____ ENTRIES SHOWN
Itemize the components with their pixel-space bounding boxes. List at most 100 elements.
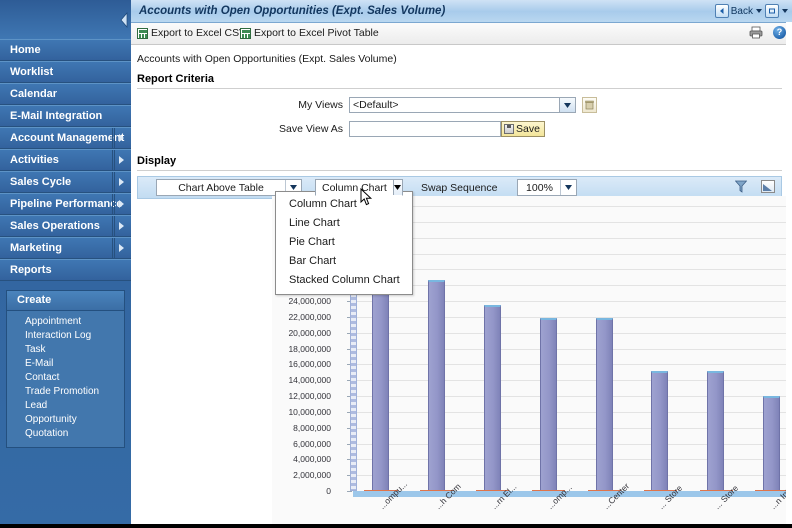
chart-gridline <box>353 316 792 318</box>
create-link-appointment[interactable]: Appointment <box>7 315 124 328</box>
create-link-task[interactable]: Task <box>7 343 124 356</box>
window-menu-chevron-down-icon[interactable] <box>782 9 788 13</box>
delete-view-button[interactable] <box>582 97 597 113</box>
chart-bar-rect <box>427 280 445 491</box>
display-heading: Display <box>137 155 177 167</box>
create-link-lead[interactable]: Lead <box>7 399 124 412</box>
page-title: Accounts with Open Opportunities (Expt. … <box>139 5 446 17</box>
chevron-left-icon[interactable] <box>118 8 130 32</box>
menu-item-pie-chart[interactable]: Pie Chart <box>276 233 412 252</box>
save-view-as-input[interactable] <box>349 121 501 137</box>
sidebar-item-sales-operations[interactable]: Sales Operations <box>0 215 131 237</box>
chart-bar[interactable] <box>427 280 445 491</box>
export-to-excel-csv-button[interactable]: Export to Excel CSV <box>137 23 246 44</box>
sidebar-item-marketing[interactable]: Marketing <box>0 237 131 259</box>
create-link-quotation[interactable]: Quotation <box>7 427 124 440</box>
chevron-down-icon[interactable] <box>392 180 402 195</box>
create-panel-body: Appointment Interaction Log Task E-Mail … <box>7 311 124 447</box>
filter-icon[interactable] <box>734 180 748 193</box>
chart-image-icon[interactable] <box>761 180 775 193</box>
create-link-contact[interactable]: Contact <box>7 371 124 384</box>
chart-bar[interactable] <box>539 318 557 491</box>
help-icon[interactable]: ? <box>773 26 786 39</box>
export-pivot-label: Export to Excel Pivot Table <box>254 27 379 39</box>
chart-type-dropdown-menu[interactable]: Column Chart Line Chart Pie Chart Bar Ch… <box>275 191 413 295</box>
sidebar-item-activities[interactable]: Activities <box>0 149 131 171</box>
main-content: Accounts with Open Opportunities (Expt. … <box>131 0 792 528</box>
chart-bar-rect <box>651 370 669 491</box>
zoom-level-select[interactable]: 100% <box>517 179 578 196</box>
chart-gridline <box>353 285 792 287</box>
my-views-row: My Views <Default> <box>131 95 792 115</box>
sidebar-item-label: Sales Operations <box>10 220 100 232</box>
sidebar-item-home[interactable]: Home <box>0 39 131 61</box>
swap-sequence-button[interactable]: Swap Sequence <box>421 182 497 194</box>
chart-gridline <box>353 475 792 477</box>
chart-gridline <box>353 332 792 334</box>
create-panel: Create Appointment Interaction Log Task … <box>6 290 125 448</box>
chevron-right-icon[interactable] <box>112 128 127 148</box>
chart-gridline <box>353 380 792 382</box>
chevron-right-icon[interactable] <box>112 172 127 192</box>
chart-gridline <box>353 411 792 413</box>
window-restore-icon[interactable] <box>765 4 779 18</box>
sidebar-item-label: Sales Cycle <box>10 176 72 188</box>
chart-bar[interactable] <box>763 396 781 491</box>
sidebar-item-sales-cycle[interactable]: Sales Cycle <box>0 171 131 193</box>
chart-type-select[interactable]: Column Chart <box>315 179 403 196</box>
sidebar-item-calendar[interactable]: Calendar <box>0 83 131 105</box>
create-link-opportunity[interactable]: Opportunity <box>7 413 124 426</box>
y-axis-tick-label: 10,000,000 <box>288 406 331 417</box>
y-axis-tick-label: 8,000,000 <box>293 422 331 433</box>
chart-bar[interactable] <box>707 370 725 491</box>
sidebar-item-label: Calendar <box>10 88 58 100</box>
chevron-right-icon[interactable] <box>112 150 127 170</box>
y-axis-tick-mark <box>347 491 352 492</box>
create-link-email[interactable]: E-Mail <box>7 357 124 370</box>
y-axis-tick-label: 16,000,000 <box>288 359 331 370</box>
chart-bar[interactable] <box>595 318 613 491</box>
y-axis-tick-label: 24,000,000 <box>288 296 331 306</box>
chevron-down-icon[interactable] <box>559 98 575 112</box>
sidebar-item-email-integration[interactable]: E-Mail Integration <box>0 105 131 127</box>
chart-bar-rect <box>763 396 781 491</box>
create-link-interaction-log[interactable]: Interaction Log <box>7 329 124 342</box>
y-axis-tick-label: 0 <box>326 486 331 496</box>
sidebar-item-label: Pipeline Performance <box>10 198 123 210</box>
chart-gridline <box>353 443 792 445</box>
my-views-select[interactable]: <Default> <box>349 97 576 113</box>
chart-gridline <box>353 427 792 429</box>
sidebar-item-pipeline-performance[interactable]: Pipeline Performance <box>0 193 131 215</box>
back-button[interactable]: Back <box>714 4 753 18</box>
create-link-trade-promotion[interactable]: Trade Promotion <box>7 385 124 398</box>
chart-bar[interactable] <box>651 370 669 491</box>
menu-item-stacked-column-chart[interactable]: Stacked Column Chart <box>276 271 412 290</box>
menu-item-bar-chart[interactable]: Bar Chart <box>276 252 412 271</box>
back-history-chevron-down-icon[interactable] <box>756 9 762 13</box>
chart-gridline <box>353 269 792 271</box>
title-bar-actions: Back <box>714 0 788 22</box>
report-name: Accounts with Open Opportunities (Expt. … <box>137 53 397 65</box>
chart-gridline <box>353 237 792 239</box>
export-to-excel-pivot-table-button[interactable]: Export to Excel Pivot Table <box>240 23 379 44</box>
application-window: Home Worklist Calendar E-Mail Integratio… <box>0 0 792 528</box>
menu-item-line-chart[interactable]: Line Chart <box>276 214 412 233</box>
menu-item-column-chart[interactable]: Column Chart <box>276 195 412 214</box>
save-view-as-label: Save View As <box>278 123 343 135</box>
chevron-right-icon[interactable] <box>112 216 127 236</box>
save-view-button[interactable]: Save <box>501 121 545 137</box>
create-panel-header: Create <box>7 291 124 311</box>
sidebar-item-reports[interactable]: Reports <box>0 259 131 281</box>
chevron-down-icon[interactable] <box>560 180 577 195</box>
sidebar-item-account-management[interactable]: Account Management <box>0 127 131 149</box>
sidebar-item-worklist[interactable]: Worklist <box>0 61 131 83</box>
printer-icon[interactable] <box>749 26 763 39</box>
my-views-label: My Views <box>298 99 343 111</box>
chevron-right-icon[interactable] <box>112 194 127 214</box>
chevron-right-icon[interactable] <box>112 238 127 258</box>
y-axis-tick-label: 22,000,000 <box>288 311 331 322</box>
window-title-bar: Accounts with Open Opportunities (Expt. … <box>131 0 792 23</box>
sidebar-item-label: Activities <box>10 154 59 166</box>
chart-gridline <box>353 396 792 397</box>
chart-bar[interactable] <box>483 304 501 491</box>
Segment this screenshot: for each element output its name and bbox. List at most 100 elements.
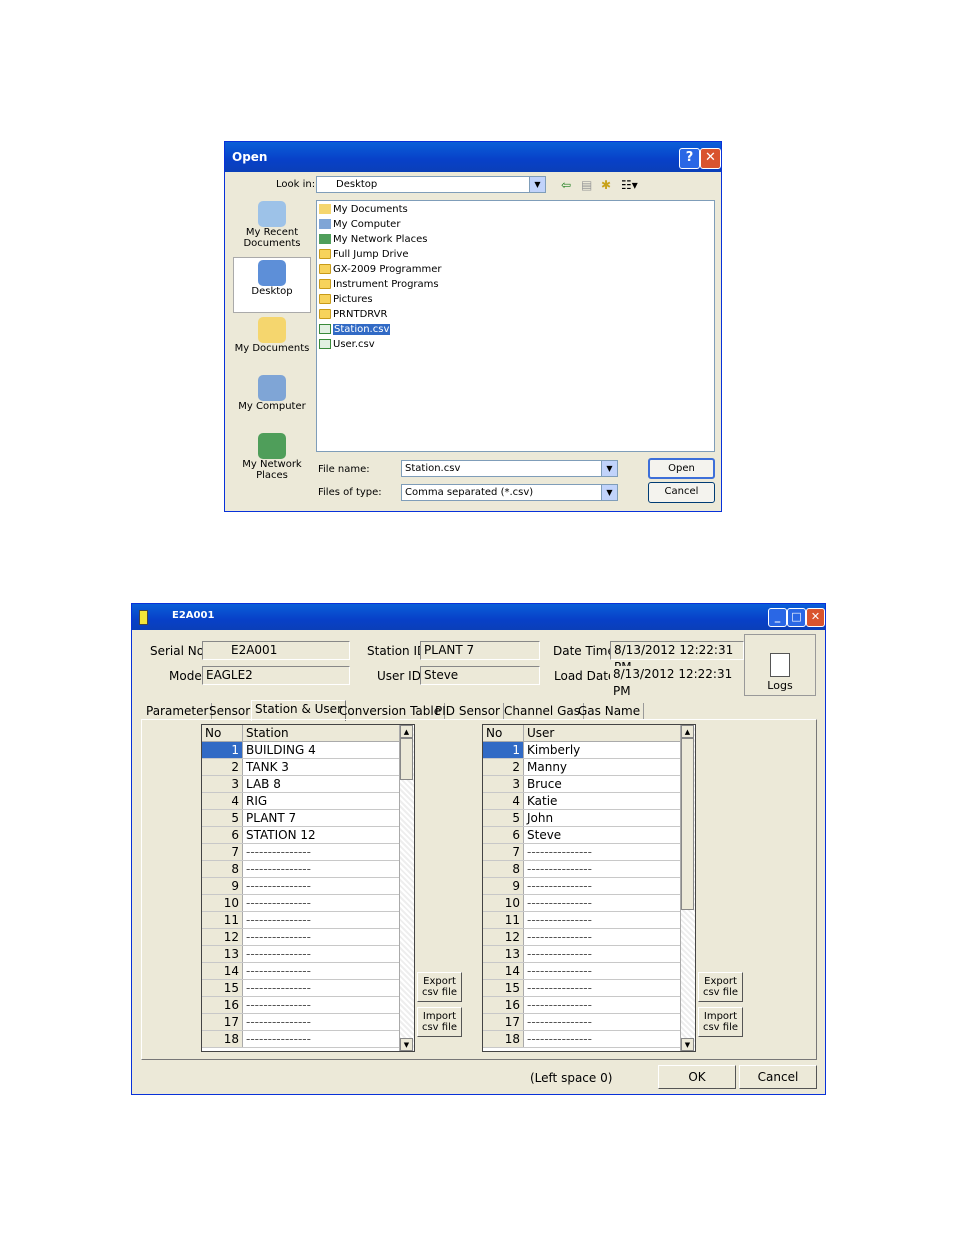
________
• TASK STATEMENT: Rewrite the rows between the line holding "chart-gridline <box>353 316 792 318</box>" and the line holding "create-panel-body: Appointment Interaction", inclusive, with "interactable" swapped for "clickable" and nothing else changed.

• RESULT:
chart-gridline <box>353 316 792 318</box>
create-link-appointment[clickable]: Appointment <box>7 315 124 328</box>
create-link-task[clickable]: Task <box>7 343 124 356</box>
window-menu-chevron-down-icon[clickable] <box>782 9 788 13</box>
delete-view-button[clickable] <box>582 97 597 113</box>
chart-bar-rect <box>427 280 445 491</box>
display-heading: Display <box>137 155 177 167</box>
create-link-lead[clickable]: Lead <box>7 399 124 412</box>
page-title: Accounts with Open Opportunities (Expt. … <box>139 5 446 17</box>
chevron-left-icon[clickable] <box>118 8 130 32</box>
menu-item-pie-chart[clickable]: Pie Chart <box>276 233 412 252</box>
save-view-as-input[clickable] <box>349 121 501 137</box>
sidebar-item-sales-operations[clickable]: Sales Operations <box>0 215 131 237</box>
chart-bar[clickable] <box>427 280 445 491</box>
export-to-excel-csv-button[clickable]: Export to Excel CSV <box>137 23 246 44</box>
sidebar-item-marketing[clickable]: Marketing <box>0 237 131 259</box>
create-link-quotation[clickable]: Quotation <box>7 427 124 440</box>
chevron-down-icon[clickable] <box>392 180 402 195</box>
create-panel-body: Appointment Interaction Log Task E-Mail … <box>7 311 124 447</box>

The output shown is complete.